DATA EXCERPTS ::
[START]
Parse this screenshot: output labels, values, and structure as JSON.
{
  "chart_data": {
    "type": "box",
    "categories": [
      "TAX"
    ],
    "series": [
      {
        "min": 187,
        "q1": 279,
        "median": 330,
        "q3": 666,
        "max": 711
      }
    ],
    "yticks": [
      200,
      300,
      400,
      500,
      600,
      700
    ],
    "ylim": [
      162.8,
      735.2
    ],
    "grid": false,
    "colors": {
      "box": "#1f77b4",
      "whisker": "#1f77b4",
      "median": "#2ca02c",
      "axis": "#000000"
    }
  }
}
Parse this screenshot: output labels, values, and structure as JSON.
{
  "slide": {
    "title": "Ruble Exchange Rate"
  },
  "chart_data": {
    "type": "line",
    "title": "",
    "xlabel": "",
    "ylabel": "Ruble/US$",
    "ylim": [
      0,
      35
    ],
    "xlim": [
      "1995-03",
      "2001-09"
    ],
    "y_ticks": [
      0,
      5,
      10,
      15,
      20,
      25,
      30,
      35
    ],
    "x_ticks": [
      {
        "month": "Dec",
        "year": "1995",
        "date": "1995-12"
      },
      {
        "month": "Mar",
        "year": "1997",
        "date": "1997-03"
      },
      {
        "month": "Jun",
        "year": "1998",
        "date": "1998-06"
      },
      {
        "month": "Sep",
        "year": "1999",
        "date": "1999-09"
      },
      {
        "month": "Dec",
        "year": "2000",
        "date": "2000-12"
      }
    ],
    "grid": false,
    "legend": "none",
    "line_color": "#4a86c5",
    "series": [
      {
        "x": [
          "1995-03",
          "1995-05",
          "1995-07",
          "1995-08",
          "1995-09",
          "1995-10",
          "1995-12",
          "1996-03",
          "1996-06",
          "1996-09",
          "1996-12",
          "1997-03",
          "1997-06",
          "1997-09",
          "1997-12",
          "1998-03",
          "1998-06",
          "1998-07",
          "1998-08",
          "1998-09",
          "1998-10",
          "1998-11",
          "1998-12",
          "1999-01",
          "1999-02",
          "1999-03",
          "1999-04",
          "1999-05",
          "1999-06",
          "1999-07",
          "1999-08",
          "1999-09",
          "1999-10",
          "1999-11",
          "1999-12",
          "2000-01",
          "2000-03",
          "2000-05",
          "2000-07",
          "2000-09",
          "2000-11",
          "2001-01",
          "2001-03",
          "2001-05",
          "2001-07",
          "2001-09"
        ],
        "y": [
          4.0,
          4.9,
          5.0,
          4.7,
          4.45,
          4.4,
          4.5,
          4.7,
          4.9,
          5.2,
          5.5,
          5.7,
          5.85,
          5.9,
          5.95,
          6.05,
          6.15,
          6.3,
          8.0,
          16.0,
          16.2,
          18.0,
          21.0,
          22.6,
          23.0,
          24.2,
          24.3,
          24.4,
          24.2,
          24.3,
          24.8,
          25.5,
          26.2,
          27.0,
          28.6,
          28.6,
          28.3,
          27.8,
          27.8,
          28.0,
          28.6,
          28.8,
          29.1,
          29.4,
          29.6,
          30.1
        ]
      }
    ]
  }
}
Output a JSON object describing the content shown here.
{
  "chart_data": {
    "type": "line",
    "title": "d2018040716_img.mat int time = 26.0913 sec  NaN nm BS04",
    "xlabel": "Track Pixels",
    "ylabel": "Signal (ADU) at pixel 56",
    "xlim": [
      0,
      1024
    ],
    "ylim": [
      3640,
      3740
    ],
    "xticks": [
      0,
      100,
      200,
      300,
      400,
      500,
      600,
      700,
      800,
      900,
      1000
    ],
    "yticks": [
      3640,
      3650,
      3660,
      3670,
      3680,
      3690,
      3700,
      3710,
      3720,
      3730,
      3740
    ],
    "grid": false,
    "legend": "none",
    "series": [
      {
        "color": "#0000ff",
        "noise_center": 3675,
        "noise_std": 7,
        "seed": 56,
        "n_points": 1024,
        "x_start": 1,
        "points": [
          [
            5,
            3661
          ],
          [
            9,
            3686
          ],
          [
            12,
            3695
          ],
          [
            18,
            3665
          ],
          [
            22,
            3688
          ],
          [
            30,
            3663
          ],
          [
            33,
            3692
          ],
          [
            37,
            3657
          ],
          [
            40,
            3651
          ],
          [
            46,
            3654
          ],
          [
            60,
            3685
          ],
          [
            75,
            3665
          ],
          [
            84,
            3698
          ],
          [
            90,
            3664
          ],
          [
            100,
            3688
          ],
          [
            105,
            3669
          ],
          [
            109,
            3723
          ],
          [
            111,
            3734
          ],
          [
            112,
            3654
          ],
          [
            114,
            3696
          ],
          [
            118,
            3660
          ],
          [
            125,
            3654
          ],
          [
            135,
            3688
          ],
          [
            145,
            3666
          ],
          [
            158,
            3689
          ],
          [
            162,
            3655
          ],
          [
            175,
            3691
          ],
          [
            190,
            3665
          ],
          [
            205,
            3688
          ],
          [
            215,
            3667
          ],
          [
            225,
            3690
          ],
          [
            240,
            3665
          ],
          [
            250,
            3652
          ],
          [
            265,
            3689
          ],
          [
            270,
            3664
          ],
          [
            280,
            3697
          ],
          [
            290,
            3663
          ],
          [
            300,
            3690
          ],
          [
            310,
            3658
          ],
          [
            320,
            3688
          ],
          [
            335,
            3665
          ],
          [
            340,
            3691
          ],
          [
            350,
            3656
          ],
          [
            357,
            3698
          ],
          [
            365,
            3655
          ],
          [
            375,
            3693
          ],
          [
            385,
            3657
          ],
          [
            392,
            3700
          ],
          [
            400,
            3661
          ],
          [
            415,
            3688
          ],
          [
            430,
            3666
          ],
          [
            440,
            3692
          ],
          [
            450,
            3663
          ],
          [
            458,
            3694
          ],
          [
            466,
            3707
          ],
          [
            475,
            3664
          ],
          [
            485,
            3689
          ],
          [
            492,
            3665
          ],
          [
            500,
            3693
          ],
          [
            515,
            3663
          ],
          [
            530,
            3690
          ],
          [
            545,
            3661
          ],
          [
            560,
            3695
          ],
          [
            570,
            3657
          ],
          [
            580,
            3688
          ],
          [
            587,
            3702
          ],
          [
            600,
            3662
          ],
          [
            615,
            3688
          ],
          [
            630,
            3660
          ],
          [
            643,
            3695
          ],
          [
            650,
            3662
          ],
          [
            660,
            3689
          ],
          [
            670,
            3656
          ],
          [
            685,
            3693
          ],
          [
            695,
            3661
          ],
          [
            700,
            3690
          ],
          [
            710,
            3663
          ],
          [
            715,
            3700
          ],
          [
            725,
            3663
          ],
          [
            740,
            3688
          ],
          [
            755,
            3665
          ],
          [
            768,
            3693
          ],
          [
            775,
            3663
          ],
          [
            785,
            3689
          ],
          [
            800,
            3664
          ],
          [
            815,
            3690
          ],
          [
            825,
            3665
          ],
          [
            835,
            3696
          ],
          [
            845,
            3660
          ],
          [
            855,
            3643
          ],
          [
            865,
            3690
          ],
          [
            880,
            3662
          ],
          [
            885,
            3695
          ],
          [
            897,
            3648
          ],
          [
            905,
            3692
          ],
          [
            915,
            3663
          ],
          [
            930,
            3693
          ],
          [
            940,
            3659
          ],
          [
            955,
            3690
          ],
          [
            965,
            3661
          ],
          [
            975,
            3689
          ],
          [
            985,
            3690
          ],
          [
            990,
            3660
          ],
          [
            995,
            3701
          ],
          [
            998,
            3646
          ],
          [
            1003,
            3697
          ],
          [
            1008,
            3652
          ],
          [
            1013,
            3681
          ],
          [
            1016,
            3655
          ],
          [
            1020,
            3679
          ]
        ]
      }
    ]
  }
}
[END]
Write the listing out again, exactly as shown above.

Parse this screenshot: output labels, values, and structure as JSON.
{
  "chart_data": {
    "type": "box",
    "categories": [
      "TAX"
    ],
    "series": [
      {
        "min": 187,
        "q1": 279,
        "median": 330,
        "q3": 666,
        "max": 711
      }
    ],
    "yticks": [
      200,
      300,
      400,
      500,
      600,
      700
    ],
    "ylim": [
      162.8,
      735.2
    ],
    "grid": false,
    "colors": {
      "box": "#1f77b4",
      "whisker": "#1f77b4",
      "median": "#2ca02c",
      "axis": "#000000"
    }
  }
}
Parse this screenshot: output labels, values, and structure as JSON.
{
  "slide": {
    "title": "Ruble Exchange Rate"
  },
  "chart_data": {
    "type": "line",
    "title": "",
    "xlabel": "",
    "ylabel": "Ruble/US$",
    "ylim": [
      0,
      35
    ],
    "xlim": [
      "1995-03",
      "2001-09"
    ],
    "y_ticks": [
      0,
      5,
      10,
      15,
      20,
      25,
      30,
      35
    ],
    "x_ticks": [
      {
        "month": "Dec",
        "year": "1995",
        "date": "1995-12"
      },
      {
        "month": "Mar",
        "year": "1997",
        "date": "1997-03"
      },
      {
        "month": "Jun",
        "year": "1998",
        "date": "1998-06"
      },
      {
        "month": "Sep",
        "year": "1999",
        "date": "1999-09"
      },
      {
        "month": "Dec",
        "year": "2000",
        "date": "2000-12"
      }
    ],
    "grid": false,
    "legend": "none",
    "line_color": "#4a86c5",
    "series": [
      {
        "x": [
          "1995-03",
          "1995-05",
          "1995-07",
          "1995-08",
          "1995-09",
          "1995-10",
          "1995-12",
          "1996-03",
          "1996-06",
          "1996-09",
          "1996-12",
          "1997-03",
          "1997-06",
          "1997-09",
          "1997-12",
          "1998-03",
          "1998-06",
          "1998-07",
          "1998-08",
          "1998-09",
          "1998-10",
          "1998-11",
          "1998-12",
          "1999-01",
          "1999-02",
          "1999-03",
          "1999-04",
          "1999-05",
          "1999-06",
          "1999-07",
          "1999-08",
          "1999-09",
          "1999-10",
          "1999-11",
          "1999-12",
          "2000-01",
          "2000-03",
          "2000-05",
          "2000-07",
          "2000-09",
          "2000-11",
          "2001-01",
          "2001-03",
          "2001-05",
          "2001-07",
          "2001-09"
        ],
        "y": [
          4.0,
          4.9,
          5.0,
          4.7,
          4.45,
          4.4,
          4.5,
          4.7,
          4.9,
          5.2,
          5.5,
          5.7,
          5.85,
          5.9,
          5.95,
          6.05,
          6.15,
          6.3,
          8.0,
          16.0,
          16.2,
          18.0,
          21.0,
          22.6,
          23.0,
          24.2,
          24.3,
          24.4,
          24.2,
          24.3,
          24.8,
          25.5,
          26.2,
          27.0,
          28.6,
          28.6,
          28.3,
          27.8,
          27.8,
          28.0,
          28.6,
          28.8,
          29.1,
          29.4,
          29.6,
          30.1
        ]
      }
    ]
  }
}
Output a JSON object describing the content shown here.
{
  "chart_data": {
    "type": "line",
    "title": "d2018040716_img.mat int time = 26.0913 sec  NaN nm BS04",
    "xlabel": "Track Pixels",
    "ylabel": "Signal (ADU) at pixel 56",
    "xlim": [
      0,
      1024
    ],
    "ylim": [
      3640,
      3740
    ],
    "xticks": [
      0,
      100,
      200,
      300,
      400,
      500,
      600,
      700,
      800,
      900,
      1000
    ],
    "yticks": [
      3640,
      3650,
      3660,
      3670,
      3680,
      3690,
      3700,
      3710,
      3720,
      3730,
      3740
    ],
    "grid": false,
    "legend": "none",
    "series": [
      {
        "color": "#0000ff",
        "noise_center": 3675,
        "noise_std": 7,
        "seed": 56,
        "n_points": 1024,
        "x_start": 1,
        "points": [
          [
            5,
            3661
          ],
          [
            9,
            3686
          ],
          [
            12,
            3695
          ],
          [
            18,
            3665
          ],
          [
            22,
            3688
          ],
          [
            30,
            3663
          ],
          [
            33,
            3692
          ],
          [
            37,
            3657
          ],
          [
            40,
            3651
          ],
          [
            46,
            3654
          ],
          [
            60,
            3685
          ],
          [
            75,
            3665
          ],
          [
            84,
            3698
          ],
          [
            90,
            3664
          ],
          [
            100,
            3688
          ],
          [
            105,
            3669
          ],
          [
            109,
            3723
          ],
          [
            111,
            3734
          ],
          [
            112,
            3654
          ],
          [
            114,
            3696
          ],
          [
            118,
            3660
          ],
          [
            125,
            3654
          ],
          [
            135,
            3688
          ],
          [
            145,
            3666
          ],
          [
            158,
            3689
          ],
          [
            162,
            3655
          ],
          [
            175,
            3691
          ],
          [
            190,
            3665
          ],
          [
            205,
            3688
          ],
          [
            215,
            3667
          ],
          [
            225,
            3690
          ],
          [
            240,
            3665
          ],
          [
            250,
            3652
          ],
          [
            265,
            3689
          ],
          [
            270,
            3664
          ],
          [
            280,
            3697
          ],
          [
            290,
            3663
          ],
          [
            300,
            3690
          ],
          [
            310,
            3658
          ],
          [
            320,
            3688
          ],
          [
            335,
            3665
          ],
          [
            340,
            3691
          ],
          [
            350,
            3656
          ],
          [
            357,
            3698
          ],
          [
            365,
            3655
          ],
          [
            375,
            3693
          ],
          [
            385,
            3657
          ],
          [
            392,
            3700
          ],
          [
            400,
            3661
          ],
          [
            415,
            3688
          ],
          [
            430,
            3666
          ],
          [
            440,
            3692
          ],
          [
            450,
            3663
          ],
          [
            458,
            3694
          ],
          [
            466,
            3707
          ],
          [
            475,
            3664
          ],
          [
            485,
            3689
          ],
          [
            492,
            3665
          ],
          [
            500,
            3693
          ],
          [
            515,
            3663
          ],
          [
            530,
            3690
          ],
          [
            545,
            3661
          ],
          [
            560,
            3695
          ],
          [
            570,
            3657
          ],
          [
            580,
            3688
          ],
          [
            587,
            3702
          ],
          [
            600,
            3662
          ],
          [
            615,
            3688
          ],
          [
            630,
            3660
          ],
          [
            643,
            3695
          ],
          [
            650,
            3662
          ],
          [
            660,
            3689
          ],
          [
            670,
            3656
          ],
          [
            685,
            3693
          ],
          [
            695,
            3661
          ],
          [
            700,
            3690
          ],
          [
            710,
            3663
          ],
          [
            715,
            3700
          ],
          [
            725,
            3663
          ],
          [
            740,
            3688
          ],
          [
            755,
            3665
          ],
          [
            768,
            3693
          ],
          [
            775,
            3663
          ],
          [
            785,
            3689
          ],
          [
            800,
            3664
          ],
          [
            815,
            3690
          ],
          [
            825,
            3665
          ],
          [
            835,
            3696
          ],
          [
            845,
            3660
          ],
          [
            855,
            3643
          ],
          [
            865,
            3690
          ],
          [
            880,
            3662
          ],
          [
            885,
            3695
          ],
          [
            897,
            3648
          ],
          [
            905,
            3692
          ],
          [
            915,
            3663
          ],
          [
            930,
            3693
          ],
          [
            940,
            3659
          ],
          [
            955,
            3690
          ],
          [
            965,
            3661
          ],
          [
            975,
            3689
          ],
          [
            985,
            3690
          ],
          [
            990,
            3660
          ],
          [
            995,
            3701
          ],
          [
            998,
            3646
          ],
          [
            1003,
            3697
          ],
          [
            1008,
            3652
          ],
          [
            1013,
            3681
          ],
          [
            1016,
            3655
          ],
          [
            1020,
            3679
          ]
        ]
      }
    ]
  }
}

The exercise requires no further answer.